Transcribe the records below in full; pictures stay out of the copy.

· · · ·

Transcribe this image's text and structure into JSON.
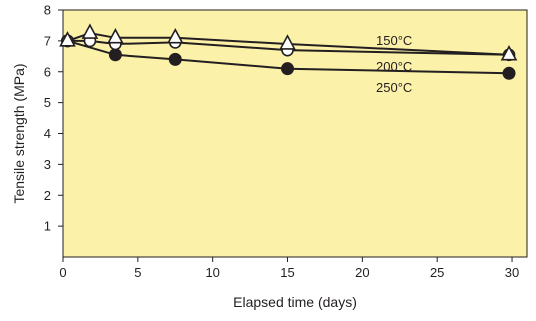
{
  "chart_data": {
    "type": "line",
    "xlabel": "Elapsed time (days)",
    "ylabel": "Tensile strength (MPa)",
    "xlim": [
      0,
      31
    ],
    "ylim": [
      0,
      8
    ],
    "x_ticks": [
      0,
      5,
      10,
      15,
      20,
      25,
      30
    ],
    "y_ticks": [
      1,
      2,
      3,
      4,
      5,
      6,
      7,
      8
    ],
    "grid": false,
    "legend": "inline labels near line ends",
    "colors": {
      "plot_background": "#fbf1a9",
      "line": "#231f20",
      "marker_fill_open": "#ffffff"
    },
    "series": [
      {
        "name": "150°C",
        "marker": "open-triangle",
        "x": [
          0.3,
          1.8,
          3.5,
          7.5,
          15,
          29.8
        ],
        "y": [
          7.0,
          7.25,
          7.1,
          7.1,
          6.9,
          6.55
        ]
      },
      {
        "name": "200°C",
        "marker": "open-circle",
        "x": [
          0.3,
          1.8,
          3.5,
          7.5,
          15,
          29.8
        ],
        "y": [
          7.0,
          7.0,
          6.9,
          6.95,
          6.7,
          6.55
        ]
      },
      {
        "name": "250°C",
        "marker": "filled-circle",
        "x": [
          0.3,
          3.5,
          7.5,
          15,
          29.8
        ],
        "y": [
          7.0,
          6.55,
          6.4,
          6.1,
          5.95
        ]
      }
    ]
  }
}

· · · ·

● THE RESULT:
Transcribe this image's text and structure into JSON.
{
  "chart_data": {
    "type": "line",
    "xlabel": "Elapsed time (days)",
    "ylabel": "Tensile strength (MPa)",
    "xlim": [
      0,
      31
    ],
    "ylim": [
      0,
      8
    ],
    "x_ticks": [
      0,
      5,
      10,
      15,
      20,
      25,
      30
    ],
    "y_ticks": [
      1,
      2,
      3,
      4,
      5,
      6,
      7,
      8
    ],
    "grid": false,
    "legend": "inline labels near line ends",
    "colors": {
      "plot_background": "#fbf1a9",
      "line": "#231f20",
      "marker_fill_open": "#ffffff"
    },
    "series": [
      {
        "name": "150°C",
        "marker": "open-triangle",
        "x": [
          0.3,
          1.8,
          3.5,
          7.5,
          15,
          29.8
        ],
        "y": [
          7.0,
          7.25,
          7.1,
          7.1,
          6.9,
          6.55
        ]
      },
      {
        "name": "200°C",
        "marker": "open-circle",
        "x": [
          0.3,
          1.8,
          3.5,
          7.5,
          15,
          29.8
        ],
        "y": [
          7.0,
          7.0,
          6.9,
          6.95,
          6.7,
          6.55
        ]
      },
      {
        "name": "250°C",
        "marker": "filled-circle",
        "x": [
          0.3,
          3.5,
          7.5,
          15,
          29.8
        ],
        "y": [
          7.0,
          6.55,
          6.4,
          6.1,
          5.95
        ]
      }
    ]
  }
}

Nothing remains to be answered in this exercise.